Start Source data
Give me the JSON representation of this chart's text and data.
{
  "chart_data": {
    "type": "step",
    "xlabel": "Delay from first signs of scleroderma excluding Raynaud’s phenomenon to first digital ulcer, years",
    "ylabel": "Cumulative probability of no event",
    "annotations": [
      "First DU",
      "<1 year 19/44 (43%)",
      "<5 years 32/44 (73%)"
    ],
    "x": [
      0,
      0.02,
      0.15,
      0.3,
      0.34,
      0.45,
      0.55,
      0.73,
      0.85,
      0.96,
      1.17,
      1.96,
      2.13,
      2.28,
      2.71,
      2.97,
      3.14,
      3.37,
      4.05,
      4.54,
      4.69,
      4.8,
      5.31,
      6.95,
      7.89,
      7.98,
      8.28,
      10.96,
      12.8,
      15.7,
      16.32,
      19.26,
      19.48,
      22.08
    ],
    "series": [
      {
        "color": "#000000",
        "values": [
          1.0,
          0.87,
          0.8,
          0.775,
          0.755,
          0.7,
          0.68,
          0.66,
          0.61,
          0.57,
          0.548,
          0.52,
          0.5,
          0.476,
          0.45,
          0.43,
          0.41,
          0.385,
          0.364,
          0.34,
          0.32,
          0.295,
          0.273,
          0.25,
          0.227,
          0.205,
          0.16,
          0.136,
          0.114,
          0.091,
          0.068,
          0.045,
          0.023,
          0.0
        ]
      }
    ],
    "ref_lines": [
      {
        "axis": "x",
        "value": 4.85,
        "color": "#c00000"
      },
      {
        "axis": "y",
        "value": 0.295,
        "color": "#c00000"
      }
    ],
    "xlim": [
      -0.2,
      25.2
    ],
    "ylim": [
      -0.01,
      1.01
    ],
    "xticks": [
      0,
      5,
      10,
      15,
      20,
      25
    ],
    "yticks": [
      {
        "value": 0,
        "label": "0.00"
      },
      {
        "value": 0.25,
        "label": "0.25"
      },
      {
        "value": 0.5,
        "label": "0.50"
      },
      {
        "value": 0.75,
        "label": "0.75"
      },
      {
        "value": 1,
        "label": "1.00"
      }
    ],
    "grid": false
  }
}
End Source data
= Your instructions =
Copy the data above exactly. Every line must be included.

= Result =
Give me the JSON representation of this chart's text and data.
{
  "chart_data": {
    "type": "step",
    "xlabel": "Delay from first signs of scleroderma excluding Raynaud’s phenomenon to first digital ulcer, years",
    "ylabel": "Cumulative probability of no event",
    "annotations": [
      "First DU",
      "<1 year 19/44 (43%)",
      "<5 years 32/44 (73%)"
    ],
    "x": [
      0,
      0.02,
      0.15,
      0.3,
      0.34,
      0.45,
      0.55,
      0.73,
      0.85,
      0.96,
      1.17,
      1.96,
      2.13,
      2.28,
      2.71,
      2.97,
      3.14,
      3.37,
      4.05,
      4.54,
      4.69,
      4.8,
      5.31,
      6.95,
      7.89,
      7.98,
      8.28,
      10.96,
      12.8,
      15.7,
      16.32,
      19.26,
      19.48,
      22.08
    ],
    "series": [
      {
        "color": "#000000",
        "values": [
          1.0,
          0.87,
          0.8,
          0.775,
          0.755,
          0.7,
          0.68,
          0.66,
          0.61,
          0.57,
          0.548,
          0.52,
          0.5,
          0.476,
          0.45,
          0.43,
          0.41,
          0.385,
          0.364,
          0.34,
          0.32,
          0.295,
          0.273,
          0.25,
          0.227,
          0.205,
          0.16,
          0.136,
          0.114,
          0.091,
          0.068,
          0.045,
          0.023,
          0.0
        ]
      }
    ],
    "ref_lines": [
      {
        "axis": "x",
        "value": 4.85,
        "color": "#c00000"
      },
      {
        "axis": "y",
        "value": 0.295,
        "color": "#c00000"
      }
    ],
    "xlim": [
      -0.2,
      25.2
    ],
    "ylim": [
      -0.01,
      1.01
    ],
    "xticks": [
      0,
      5,
      10,
      15,
      20,
      25
    ],
    "yticks": [
      {
        "value": 0,
        "label": "0.00"
      },
      {
        "value": 0.25,
        "label": "0.25"
      },
      {
        "value": 0.5,
        "label": "0.50"
      },
      {
        "value": 0.75,
        "label": "0.75"
      },
      {
        "value": 1,
        "label": "1.00"
      }
    ],
    "grid": false
  }
}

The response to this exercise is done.